====== TEXT BLOCK

Pro-European militancy[edit]

In the summer of 1991, Bain led a group of young European enthusiasts from different European Union (EU) Member States during a 2-day meeting in Romainmôtier, Switzerland on the theme "An EU Constitution". The same year he initiated a process in the Budapest University of Economic Sciences (Currently Corvinus University of Budapest) that led to the attribution of a Doctorate Honoris Causa (see Honorary degree) to the President of the EU Commission Jacques Delors (attributed in 1994). He is a member of the UK European Movement and the French Mouvement Européen. He has taken part in the UK Liberal Democrats Brussels Chapter, and has been a close friend of UK Deputy Prime Minister Nick Clegg during his European years. In 1993, as shadow director projects for Fidesz, in the Hungarian Ministry of Interior, he revised the firstly refused Hungarian application for the EU. His draft was approved by both the EU Parliament and the EU Commission, paving the way for an accession to the EU for Hungary in the first round of enlargement of the EU. At the same time, Bain has been a public opinion maker in Hungary, with a series of articles published in the Budapest Sun,[1][2][3] and the Budapest Week.[4][5] He has held several postings with the European Commission, including as a diplomat in New Delhi, India.

============

STATED GOAL 1: Copy the listing verbatim, from its first line through the line holding "stroke-weight-dropdown[interactable]: ⌄ [297, 36, 314, 59]", inclusive.

====== MATERIAL

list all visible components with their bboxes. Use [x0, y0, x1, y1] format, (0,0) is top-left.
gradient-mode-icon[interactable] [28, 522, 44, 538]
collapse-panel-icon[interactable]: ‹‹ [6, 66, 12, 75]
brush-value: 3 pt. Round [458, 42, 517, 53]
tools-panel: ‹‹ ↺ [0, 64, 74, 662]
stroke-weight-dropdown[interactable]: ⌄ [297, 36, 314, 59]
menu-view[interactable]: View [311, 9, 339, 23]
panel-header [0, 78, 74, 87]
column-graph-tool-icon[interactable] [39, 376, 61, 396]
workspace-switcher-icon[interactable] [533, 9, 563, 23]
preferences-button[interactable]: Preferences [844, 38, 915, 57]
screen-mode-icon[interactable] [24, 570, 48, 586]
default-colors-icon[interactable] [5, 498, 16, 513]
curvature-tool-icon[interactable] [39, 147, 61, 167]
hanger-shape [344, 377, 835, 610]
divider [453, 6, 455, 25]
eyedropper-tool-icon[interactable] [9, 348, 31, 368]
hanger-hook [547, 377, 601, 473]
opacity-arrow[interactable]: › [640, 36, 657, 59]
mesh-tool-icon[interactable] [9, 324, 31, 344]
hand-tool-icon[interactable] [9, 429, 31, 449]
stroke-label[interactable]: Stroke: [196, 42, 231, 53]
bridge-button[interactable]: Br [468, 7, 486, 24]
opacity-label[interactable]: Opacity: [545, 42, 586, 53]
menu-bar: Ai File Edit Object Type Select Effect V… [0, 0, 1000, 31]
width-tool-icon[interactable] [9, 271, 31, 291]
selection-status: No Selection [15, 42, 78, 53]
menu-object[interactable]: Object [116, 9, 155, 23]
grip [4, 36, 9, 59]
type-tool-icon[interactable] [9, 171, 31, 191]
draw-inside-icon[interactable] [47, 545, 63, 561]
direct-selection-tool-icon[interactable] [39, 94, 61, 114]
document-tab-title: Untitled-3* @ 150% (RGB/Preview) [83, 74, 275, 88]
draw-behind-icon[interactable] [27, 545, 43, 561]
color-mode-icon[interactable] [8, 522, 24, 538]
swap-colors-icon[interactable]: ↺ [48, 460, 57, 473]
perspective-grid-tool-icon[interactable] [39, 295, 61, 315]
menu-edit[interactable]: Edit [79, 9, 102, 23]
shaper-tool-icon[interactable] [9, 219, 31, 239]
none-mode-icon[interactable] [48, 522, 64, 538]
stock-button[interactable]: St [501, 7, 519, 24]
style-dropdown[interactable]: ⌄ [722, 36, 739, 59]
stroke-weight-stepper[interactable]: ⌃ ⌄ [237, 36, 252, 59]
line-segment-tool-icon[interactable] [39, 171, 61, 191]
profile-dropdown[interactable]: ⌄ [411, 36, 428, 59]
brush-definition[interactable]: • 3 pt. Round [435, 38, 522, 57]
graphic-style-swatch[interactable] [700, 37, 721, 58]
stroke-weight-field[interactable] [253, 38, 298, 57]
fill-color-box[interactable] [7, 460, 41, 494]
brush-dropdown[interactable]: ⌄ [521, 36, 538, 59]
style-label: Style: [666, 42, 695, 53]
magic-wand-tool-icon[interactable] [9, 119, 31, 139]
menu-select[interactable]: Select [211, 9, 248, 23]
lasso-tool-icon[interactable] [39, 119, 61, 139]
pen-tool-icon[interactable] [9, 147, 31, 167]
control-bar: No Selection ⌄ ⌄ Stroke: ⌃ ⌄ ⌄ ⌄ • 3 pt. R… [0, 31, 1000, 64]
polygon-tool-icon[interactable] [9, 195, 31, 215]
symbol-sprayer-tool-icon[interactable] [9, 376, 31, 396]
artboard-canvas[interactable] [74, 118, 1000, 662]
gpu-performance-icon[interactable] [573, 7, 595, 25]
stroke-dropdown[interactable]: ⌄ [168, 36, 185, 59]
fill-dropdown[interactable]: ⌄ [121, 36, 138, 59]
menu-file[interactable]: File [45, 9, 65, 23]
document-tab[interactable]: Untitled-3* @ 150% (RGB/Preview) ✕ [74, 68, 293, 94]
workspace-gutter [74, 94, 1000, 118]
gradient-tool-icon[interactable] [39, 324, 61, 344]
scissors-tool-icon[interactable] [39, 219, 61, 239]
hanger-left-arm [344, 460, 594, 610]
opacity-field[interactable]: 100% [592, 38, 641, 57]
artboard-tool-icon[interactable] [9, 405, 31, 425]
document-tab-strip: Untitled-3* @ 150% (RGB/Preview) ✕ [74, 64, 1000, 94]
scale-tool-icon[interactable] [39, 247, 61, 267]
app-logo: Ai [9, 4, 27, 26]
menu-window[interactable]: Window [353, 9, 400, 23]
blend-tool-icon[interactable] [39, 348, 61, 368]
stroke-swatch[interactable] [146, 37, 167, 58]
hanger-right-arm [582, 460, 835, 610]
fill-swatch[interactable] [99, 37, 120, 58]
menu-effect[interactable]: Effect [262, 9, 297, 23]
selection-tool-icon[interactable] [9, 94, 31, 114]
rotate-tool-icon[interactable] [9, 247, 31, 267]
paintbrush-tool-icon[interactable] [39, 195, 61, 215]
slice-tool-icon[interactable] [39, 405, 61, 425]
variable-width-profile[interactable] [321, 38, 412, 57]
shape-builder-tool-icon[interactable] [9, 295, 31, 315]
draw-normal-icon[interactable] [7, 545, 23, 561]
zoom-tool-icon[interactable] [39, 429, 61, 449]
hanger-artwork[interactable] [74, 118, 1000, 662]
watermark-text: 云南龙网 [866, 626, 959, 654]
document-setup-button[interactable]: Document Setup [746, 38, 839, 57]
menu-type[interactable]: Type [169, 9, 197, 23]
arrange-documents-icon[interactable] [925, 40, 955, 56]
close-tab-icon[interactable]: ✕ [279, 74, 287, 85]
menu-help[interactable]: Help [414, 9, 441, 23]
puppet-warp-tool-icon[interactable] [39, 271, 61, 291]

============

STATED GOAL 2: Decide whether each statement agrees with the passage on Bain's pro-European militancy. Answer yes or no, and quote the deciding words. (a) The meeting in Romainmôtier lasted three days. (b) The honorary doctorate for Jacques Delors was attributed in 1994. (c) Bain's articles appeared in the Budapest Sun.

EXERCISE ANSWER 1:
list all visible components with their bboxes. Use [x0, y0, x1, y1] format, (0,0) is top-left.
gradient-mode-icon[interactable] [28, 522, 44, 538]
collapse-panel-icon[interactable]: ‹‹ [6, 66, 12, 75]
brush-value: 3 pt. Round [458, 42, 517, 53]
tools-panel: ‹‹ ↺ [0, 64, 74, 662]
stroke-weight-dropdown[interactable]: ⌄ [297, 36, 314, 59]

EXERCISE ANSWER 2:
(a) No: "during a 2-day meeting in Romainmôtier"
(b) Yes: "(attributed in 1994)"
(c) Yes: "a series of articles published in the Budapest Sun"